## The exercise:
The listing beneath should be written out in full, exactly as shown.

Figure record listings:
- - -
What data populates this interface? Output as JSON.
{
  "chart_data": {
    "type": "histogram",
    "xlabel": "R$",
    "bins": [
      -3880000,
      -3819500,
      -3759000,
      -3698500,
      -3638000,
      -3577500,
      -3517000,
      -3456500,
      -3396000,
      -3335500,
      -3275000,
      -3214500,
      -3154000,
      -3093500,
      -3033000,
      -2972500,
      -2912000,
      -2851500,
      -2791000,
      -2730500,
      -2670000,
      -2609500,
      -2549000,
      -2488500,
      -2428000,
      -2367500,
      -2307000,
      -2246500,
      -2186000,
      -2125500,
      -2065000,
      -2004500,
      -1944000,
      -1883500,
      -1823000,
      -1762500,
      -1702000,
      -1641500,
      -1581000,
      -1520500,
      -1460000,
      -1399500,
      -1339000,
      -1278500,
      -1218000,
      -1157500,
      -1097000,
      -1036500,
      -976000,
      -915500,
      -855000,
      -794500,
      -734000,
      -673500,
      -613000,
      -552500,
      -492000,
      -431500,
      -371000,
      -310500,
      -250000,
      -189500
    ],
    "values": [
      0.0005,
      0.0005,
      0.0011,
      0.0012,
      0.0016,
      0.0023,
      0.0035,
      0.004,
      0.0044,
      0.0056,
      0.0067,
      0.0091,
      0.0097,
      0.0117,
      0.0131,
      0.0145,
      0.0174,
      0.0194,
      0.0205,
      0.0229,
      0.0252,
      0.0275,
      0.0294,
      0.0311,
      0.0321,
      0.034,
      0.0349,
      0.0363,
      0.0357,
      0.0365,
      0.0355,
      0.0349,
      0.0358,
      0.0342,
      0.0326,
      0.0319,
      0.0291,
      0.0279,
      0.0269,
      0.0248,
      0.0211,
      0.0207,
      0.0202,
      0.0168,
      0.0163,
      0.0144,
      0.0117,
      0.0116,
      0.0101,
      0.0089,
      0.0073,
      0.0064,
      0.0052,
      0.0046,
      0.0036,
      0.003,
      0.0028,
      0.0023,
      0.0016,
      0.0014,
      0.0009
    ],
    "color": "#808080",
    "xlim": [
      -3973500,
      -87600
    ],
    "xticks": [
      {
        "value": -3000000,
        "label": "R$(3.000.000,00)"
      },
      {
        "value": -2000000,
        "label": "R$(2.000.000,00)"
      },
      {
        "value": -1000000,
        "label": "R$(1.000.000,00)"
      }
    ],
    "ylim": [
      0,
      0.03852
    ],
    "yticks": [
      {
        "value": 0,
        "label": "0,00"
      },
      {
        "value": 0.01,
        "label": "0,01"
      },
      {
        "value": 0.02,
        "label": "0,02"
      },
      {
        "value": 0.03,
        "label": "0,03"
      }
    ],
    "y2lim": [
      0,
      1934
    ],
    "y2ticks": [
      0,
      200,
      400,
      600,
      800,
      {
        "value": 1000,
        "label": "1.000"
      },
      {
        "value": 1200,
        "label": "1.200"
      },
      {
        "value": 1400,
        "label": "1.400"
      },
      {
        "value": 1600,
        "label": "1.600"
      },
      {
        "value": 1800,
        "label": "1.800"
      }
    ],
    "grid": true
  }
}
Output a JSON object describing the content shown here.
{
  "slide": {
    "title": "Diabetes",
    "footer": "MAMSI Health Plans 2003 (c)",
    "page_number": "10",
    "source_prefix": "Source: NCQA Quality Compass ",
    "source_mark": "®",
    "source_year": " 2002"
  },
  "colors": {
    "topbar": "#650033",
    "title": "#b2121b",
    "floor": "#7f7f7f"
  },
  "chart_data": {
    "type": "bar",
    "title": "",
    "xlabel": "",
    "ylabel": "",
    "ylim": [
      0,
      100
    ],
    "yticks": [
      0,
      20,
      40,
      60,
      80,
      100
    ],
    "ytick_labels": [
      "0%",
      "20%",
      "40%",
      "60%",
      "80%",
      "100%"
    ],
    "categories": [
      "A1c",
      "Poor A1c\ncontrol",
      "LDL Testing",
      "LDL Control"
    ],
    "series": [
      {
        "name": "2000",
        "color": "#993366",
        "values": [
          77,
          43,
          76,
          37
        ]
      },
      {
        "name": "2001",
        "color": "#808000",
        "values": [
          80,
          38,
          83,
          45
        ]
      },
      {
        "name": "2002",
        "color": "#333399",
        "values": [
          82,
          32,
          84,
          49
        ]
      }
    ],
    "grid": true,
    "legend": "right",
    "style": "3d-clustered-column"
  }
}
- - -
## Complete answer:
What data populates this interface? Output as JSON.
{
  "chart_data": {
    "type": "histogram",
    "xlabel": "R$",
    "bins": [
      -3880000,
      -3819500,
      -3759000,
      -3698500,
      -3638000,
      -3577500,
      -3517000,
      -3456500,
      -3396000,
      -3335500,
      -3275000,
      -3214500,
      -3154000,
      -3093500,
      -3033000,
      -2972500,
      -2912000,
      -2851500,
      -2791000,
      -2730500,
      -2670000,
      -2609500,
      -2549000,
      -2488500,
      -2428000,
      -2367500,
      -2307000,
      -2246500,
      -2186000,
      -2125500,
      -2065000,
      -2004500,
      -1944000,
      -1883500,
      -1823000,
      -1762500,
      -1702000,
      -1641500,
      -1581000,
      -1520500,
      -1460000,
      -1399500,
      -1339000,
      -1278500,
      -1218000,
      -1157500,
      -1097000,
      -1036500,
      -976000,
      -915500,
      -855000,
      -794500,
      -734000,
      -673500,
      -613000,
      -552500,
      -492000,
      -431500,
      -371000,
      -310500,
      -250000,
      -189500
    ],
    "values": [
      0.0005,
      0.0005,
      0.0011,
      0.0012,
      0.0016,
      0.0023,
      0.0035,
      0.004,
      0.0044,
      0.0056,
      0.0067,
      0.0091,
      0.0097,
      0.0117,
      0.0131,
      0.0145,
      0.0174,
      0.0194,
      0.0205,
      0.0229,
      0.0252,
      0.0275,
      0.0294,
      0.0311,
      0.0321,
      0.034,
      0.0349,
      0.0363,
      0.0357,
      0.0365,
      0.0355,
      0.0349,
      0.0358,
      0.0342,
      0.0326,
      0.0319,
      0.0291,
      0.0279,
      0.0269,
      0.0248,
      0.0211,
      0.0207,
      0.0202,
      0.0168,
      0.0163,
      0.0144,
      0.0117,
      0.0116,
      0.0101,
      0.0089,
      0.0073,
      0.0064,
      0.0052,
      0.0046,
      0.0036,
      0.003,
      0.0028,
      0.0023,
      0.0016,
      0.0014,
      0.0009
    ],
    "color": "#808080",
    "xlim": [
      -3973500,
      -87600
    ],
    "xticks": [
      {
        "value": -3000000,
        "label": "R$(3.000.000,00)"
      },
      {
        "value": -2000000,
        "label": "R$(2.000.000,00)"
      },
      {
        "value": -1000000,
        "label": "R$(1.000.000,00)"
      }
    ],
    "ylim": [
      0,
      0.03852
    ],
    "yticks": [
      {
        "value": 0,
        "label": "0,00"
      },
      {
        "value": 0.01,
        "label": "0,01"
      },
      {
        "value": 0.02,
        "label": "0,02"
      },
      {
        "value": 0.03,
        "label": "0,03"
      }
    ],
    "y2lim": [
      0,
      1934
    ],
    "y2ticks": [
      0,
      200,
      400,
      600,
      800,
      {
        "value": 1000,
        "label": "1.000"
      },
      {
        "value": 1200,
        "label": "1.200"
      },
      {
        "value": 1400,
        "label": "1.400"
      },
      {
        "value": 1600,
        "label": "1.600"
      },
      {
        "value": 1800,
        "label": "1.800"
      }
    ],
    "grid": true
  }
}
Output a JSON object describing the content shown here.
{
  "slide": {
    "title": "Diabetes",
    "footer": "MAMSI Health Plans 2003 (c)",
    "page_number": "10",
    "source_prefix": "Source: NCQA Quality Compass ",
    "source_mark": "®",
    "source_year": " 2002"
  },
  "colors": {
    "topbar": "#650033",
    "title": "#b2121b",
    "floor": "#7f7f7f"
  },
  "chart_data": {
    "type": "bar",
    "title": "",
    "xlabel": "",
    "ylabel": "",
    "ylim": [
      0,
      100
    ],
    "yticks": [
      0,
      20,
      40,
      60,
      80,
      100
    ],
    "ytick_labels": [
      "0%",
      "20%",
      "40%",
      "60%",
      "80%",
      "100%"
    ],
    "categories": [
      "A1c",
      "Poor A1c\ncontrol",
      "LDL Testing",
      "LDL Control"
    ],
    "series": [
      {
        "name": "2000",
        "color": "#993366",
        "values": [
          77,
          43,
          76,
          37
        ]
      },
      {
        "name": "2001",
        "color": "#808000",
        "values": [
          80,
          38,
          83,
          45
        ]
      },
      {
        "name": "2002",
        "color": "#333399",
        "values": [
          82,
          32,
          84,
          49
        ]
      }
    ],
    "grid": true,
    "legend": "right",
    "style": "3d-clustered-column"
  }
}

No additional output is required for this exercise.